>> start Material for this exercise

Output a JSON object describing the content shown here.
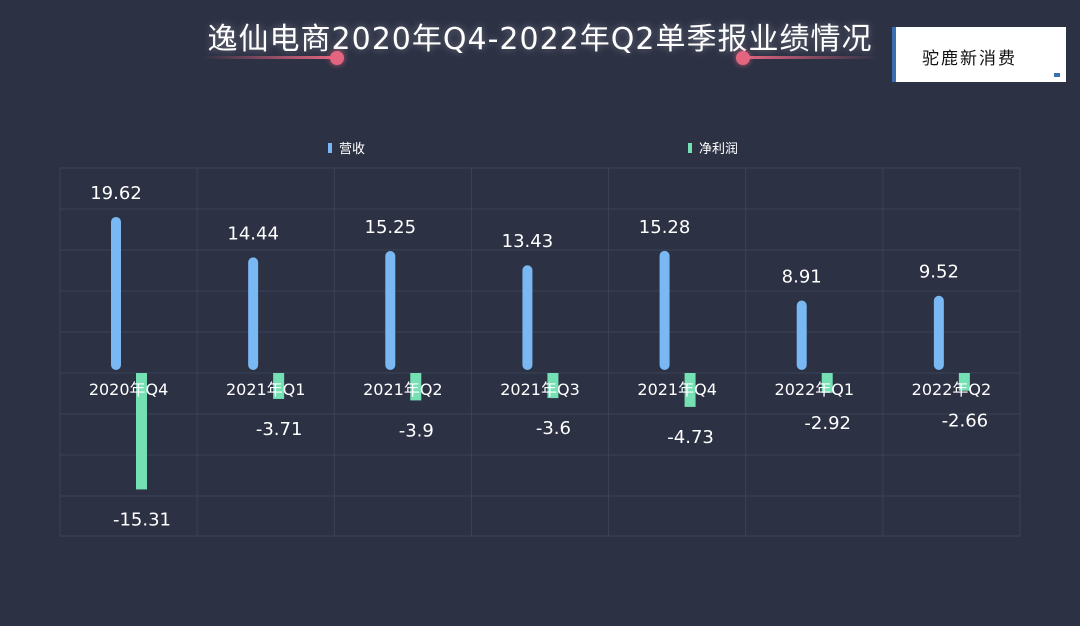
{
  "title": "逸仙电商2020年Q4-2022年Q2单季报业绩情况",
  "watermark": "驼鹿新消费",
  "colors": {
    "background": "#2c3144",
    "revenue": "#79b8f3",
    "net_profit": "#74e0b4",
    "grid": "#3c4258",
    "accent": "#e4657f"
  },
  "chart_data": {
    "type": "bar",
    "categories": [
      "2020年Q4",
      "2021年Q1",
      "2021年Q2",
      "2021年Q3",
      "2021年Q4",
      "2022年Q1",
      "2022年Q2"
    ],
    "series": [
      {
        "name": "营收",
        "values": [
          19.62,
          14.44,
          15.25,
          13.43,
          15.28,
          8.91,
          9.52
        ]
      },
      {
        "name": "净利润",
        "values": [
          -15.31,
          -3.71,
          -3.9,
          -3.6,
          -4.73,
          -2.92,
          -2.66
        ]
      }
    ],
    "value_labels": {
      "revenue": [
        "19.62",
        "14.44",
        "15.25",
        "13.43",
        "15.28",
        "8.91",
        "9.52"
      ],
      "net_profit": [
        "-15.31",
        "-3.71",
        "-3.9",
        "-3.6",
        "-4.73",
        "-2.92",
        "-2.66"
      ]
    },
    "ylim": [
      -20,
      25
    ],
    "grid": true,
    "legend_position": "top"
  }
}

>> end Material for this exercise

Exercise goal —
Without including the pictures, reproduce all entries exactly.

Expected output —
Output a JSON object describing the content shown here.
{
  "title": "逸仙电商2020年Q4-2022年Q2单季报业绩情况",
  "watermark": "驼鹿新消费",
  "colors": {
    "background": "#2c3144",
    "revenue": "#79b8f3",
    "net_profit": "#74e0b4",
    "grid": "#3c4258",
    "accent": "#e4657f"
  },
  "chart_data": {
    "type": "bar",
    "categories": [
      "2020年Q4",
      "2021年Q1",
      "2021年Q2",
      "2021年Q3",
      "2021年Q4",
      "2022年Q1",
      "2022年Q2"
    ],
    "series": [
      {
        "name": "营收",
        "values": [
          19.62,
          14.44,
          15.25,
          13.43,
          15.28,
          8.91,
          9.52
        ]
      },
      {
        "name": "净利润",
        "values": [
          -15.31,
          -3.71,
          -3.9,
          -3.6,
          -4.73,
          -2.92,
          -2.66
        ]
      }
    ],
    "value_labels": {
      "revenue": [
        "19.62",
        "14.44",
        "15.25",
        "13.43",
        "15.28",
        "8.91",
        "9.52"
      ],
      "net_profit": [
        "-15.31",
        "-3.71",
        "-3.9",
        "-3.6",
        "-4.73",
        "-2.92",
        "-2.66"
      ]
    },
    "ylim": [
      -20,
      25
    ],
    "grid": true,
    "legend_position": "top"
  }
}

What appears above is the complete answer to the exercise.